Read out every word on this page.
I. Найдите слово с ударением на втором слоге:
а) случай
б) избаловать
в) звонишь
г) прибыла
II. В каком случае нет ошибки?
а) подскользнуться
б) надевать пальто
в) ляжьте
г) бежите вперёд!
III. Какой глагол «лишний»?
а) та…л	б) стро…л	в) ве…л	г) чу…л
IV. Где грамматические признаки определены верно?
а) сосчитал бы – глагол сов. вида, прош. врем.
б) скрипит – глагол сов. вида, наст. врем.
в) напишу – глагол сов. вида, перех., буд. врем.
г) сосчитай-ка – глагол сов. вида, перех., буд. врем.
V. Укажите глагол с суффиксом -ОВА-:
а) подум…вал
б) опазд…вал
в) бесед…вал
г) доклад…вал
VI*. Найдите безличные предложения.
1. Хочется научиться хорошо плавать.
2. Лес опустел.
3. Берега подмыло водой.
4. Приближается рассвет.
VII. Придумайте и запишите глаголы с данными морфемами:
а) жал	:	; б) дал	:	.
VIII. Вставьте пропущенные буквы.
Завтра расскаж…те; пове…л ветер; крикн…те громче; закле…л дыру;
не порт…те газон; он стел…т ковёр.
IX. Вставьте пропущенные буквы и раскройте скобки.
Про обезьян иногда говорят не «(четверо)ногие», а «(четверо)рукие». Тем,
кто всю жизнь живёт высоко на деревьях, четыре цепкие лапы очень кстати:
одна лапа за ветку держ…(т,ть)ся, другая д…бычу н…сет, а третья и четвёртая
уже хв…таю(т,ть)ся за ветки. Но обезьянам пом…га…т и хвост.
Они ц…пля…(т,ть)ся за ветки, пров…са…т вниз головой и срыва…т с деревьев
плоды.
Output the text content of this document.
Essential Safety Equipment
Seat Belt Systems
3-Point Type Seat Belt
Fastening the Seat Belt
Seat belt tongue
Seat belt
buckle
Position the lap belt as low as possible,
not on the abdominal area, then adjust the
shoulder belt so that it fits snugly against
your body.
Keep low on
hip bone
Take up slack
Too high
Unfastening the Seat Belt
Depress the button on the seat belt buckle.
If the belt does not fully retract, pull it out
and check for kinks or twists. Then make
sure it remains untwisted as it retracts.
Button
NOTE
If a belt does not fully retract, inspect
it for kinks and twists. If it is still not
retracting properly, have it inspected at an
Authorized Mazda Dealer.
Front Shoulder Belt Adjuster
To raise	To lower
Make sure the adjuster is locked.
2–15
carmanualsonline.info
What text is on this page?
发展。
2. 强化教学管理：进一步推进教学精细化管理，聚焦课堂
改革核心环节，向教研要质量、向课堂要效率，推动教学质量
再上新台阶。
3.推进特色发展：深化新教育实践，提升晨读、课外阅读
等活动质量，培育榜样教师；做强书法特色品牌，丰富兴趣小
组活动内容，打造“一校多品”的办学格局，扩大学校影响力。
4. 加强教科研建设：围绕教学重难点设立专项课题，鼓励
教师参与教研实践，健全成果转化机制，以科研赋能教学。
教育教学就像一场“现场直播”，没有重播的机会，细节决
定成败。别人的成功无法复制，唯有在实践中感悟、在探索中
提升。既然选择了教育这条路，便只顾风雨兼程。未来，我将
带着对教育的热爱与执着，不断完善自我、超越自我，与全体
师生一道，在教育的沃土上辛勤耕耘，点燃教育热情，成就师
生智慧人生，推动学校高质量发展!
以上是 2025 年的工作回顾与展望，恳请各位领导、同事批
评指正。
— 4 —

* **Task instructions**: Report the number of lines in the listing above that include the word "does", and nothing else.

* **Final answer**: 2